Task inputs:
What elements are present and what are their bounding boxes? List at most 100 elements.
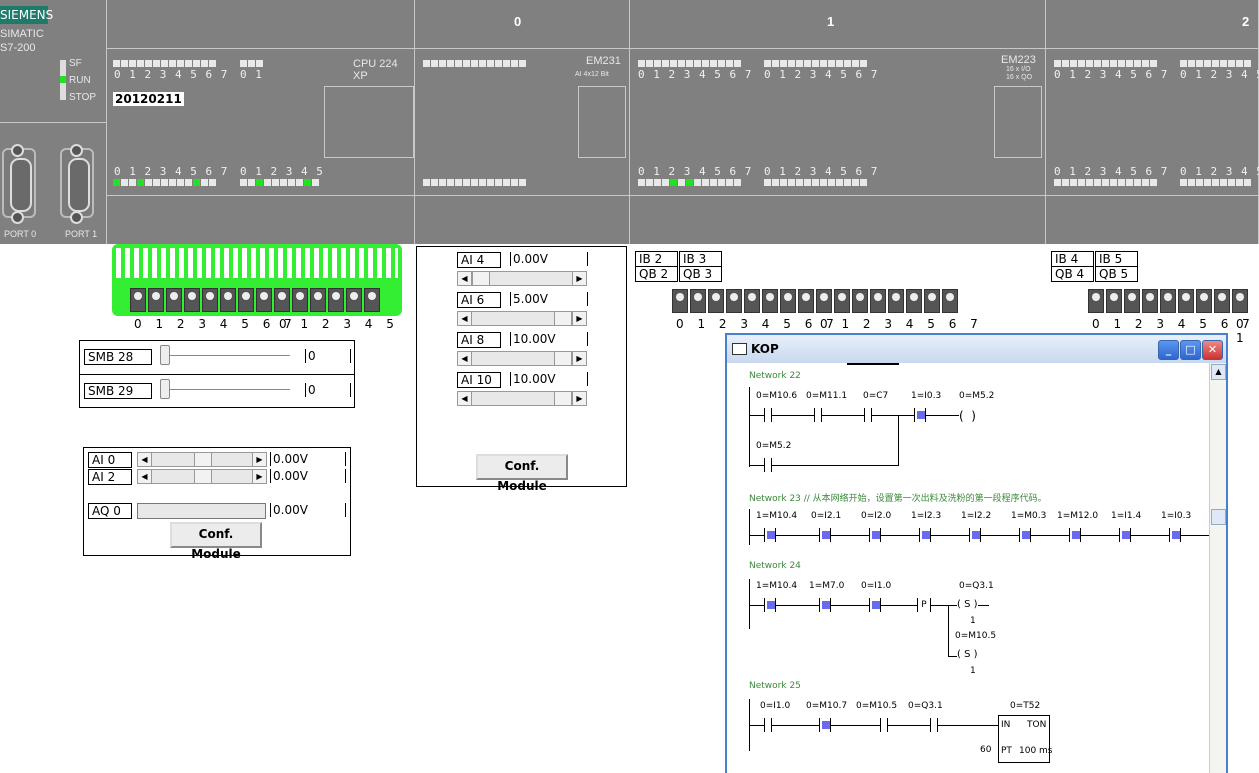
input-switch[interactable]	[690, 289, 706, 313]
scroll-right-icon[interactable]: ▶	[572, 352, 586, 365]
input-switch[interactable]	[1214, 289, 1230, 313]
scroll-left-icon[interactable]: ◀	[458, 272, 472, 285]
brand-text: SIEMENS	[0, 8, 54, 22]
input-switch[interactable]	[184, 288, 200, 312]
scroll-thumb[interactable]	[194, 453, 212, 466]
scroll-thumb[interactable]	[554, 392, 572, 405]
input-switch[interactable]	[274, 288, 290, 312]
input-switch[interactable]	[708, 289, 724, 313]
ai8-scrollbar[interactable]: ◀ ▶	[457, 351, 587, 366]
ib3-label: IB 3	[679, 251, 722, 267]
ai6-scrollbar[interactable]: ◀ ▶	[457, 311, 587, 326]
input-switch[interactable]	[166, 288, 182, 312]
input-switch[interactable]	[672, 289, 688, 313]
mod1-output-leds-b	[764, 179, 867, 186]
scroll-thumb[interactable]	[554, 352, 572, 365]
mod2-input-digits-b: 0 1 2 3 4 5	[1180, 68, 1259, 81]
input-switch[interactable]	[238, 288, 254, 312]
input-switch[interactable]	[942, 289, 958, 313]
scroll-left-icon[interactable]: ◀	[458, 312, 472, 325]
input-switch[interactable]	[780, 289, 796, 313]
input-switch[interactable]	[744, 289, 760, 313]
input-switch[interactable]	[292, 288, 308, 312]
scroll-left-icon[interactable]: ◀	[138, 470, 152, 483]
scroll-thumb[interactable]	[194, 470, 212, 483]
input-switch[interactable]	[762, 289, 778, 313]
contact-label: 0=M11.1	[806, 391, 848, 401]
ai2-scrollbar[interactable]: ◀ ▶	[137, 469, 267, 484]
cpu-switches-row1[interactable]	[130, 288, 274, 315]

What to do: Put the lines above into a numbered list, omitting blank lines and leaving out the pictures.

Exercise output:
1. What elements are present and what are their bounding boxes? List at most 100 elements.
2. input-switch[interactable]	[690, 289, 706, 313]
3. scroll-right-icon[interactable]: ▶	[572, 352, 586, 365]
4. input-switch[interactable]	[1214, 289, 1230, 313]
5. scroll-left-icon[interactable]: ◀	[458, 272, 472, 285]
6. brand-text: SIEMENS	[0, 8, 54, 22]
7. input-switch[interactable]	[184, 288, 200, 312]
8. scroll-thumb[interactable]	[194, 453, 212, 466]
9. scroll-thumb[interactable]	[554, 392, 572, 405]
10. input-switch[interactable]	[274, 288, 290, 312]
11. input-switch[interactable]	[708, 289, 724, 313]
12. ai8-scrollbar[interactable]: ◀ ▶	[457, 351, 587, 366]
13. ib3-label: IB 3	[679, 251, 722, 267]
14. ai6-scrollbar[interactable]: ◀ ▶	[457, 311, 587, 326]
15. input-switch[interactable]	[166, 288, 182, 312]
16. input-switch[interactable]	[672, 289, 688, 313]
17. mod1-output-leds-b	[764, 179, 867, 186]
18. scroll-thumb[interactable]	[554, 352, 572, 365]
19. mod2-input-digits-b: 0 1 2 3 4 5	[1180, 68, 1259, 81]
20. input-switch[interactable]	[238, 288, 254, 312]
21. input-switch[interactable]	[942, 289, 958, 313]
22. scroll-left-icon[interactable]: ◀	[458, 312, 472, 325]
23. input-switch[interactable]	[780, 289, 796, 313]
24. input-switch[interactable]	[744, 289, 760, 313]
25. input-switch[interactable]	[292, 288, 308, 312]
26. scroll-left-icon[interactable]: ◀	[138, 470, 152, 483]
27. scroll-thumb[interactable]	[194, 470, 212, 483]
28. input-switch[interactable]	[762, 289, 778, 313]
29. contact-label: 0=M11.1	[806, 391, 848, 401]
30. ai2-scrollbar[interactable]: ◀ ▶	[137, 469, 267, 484]
31. cpu-switches-row1[interactable]	[130, 288, 274, 315]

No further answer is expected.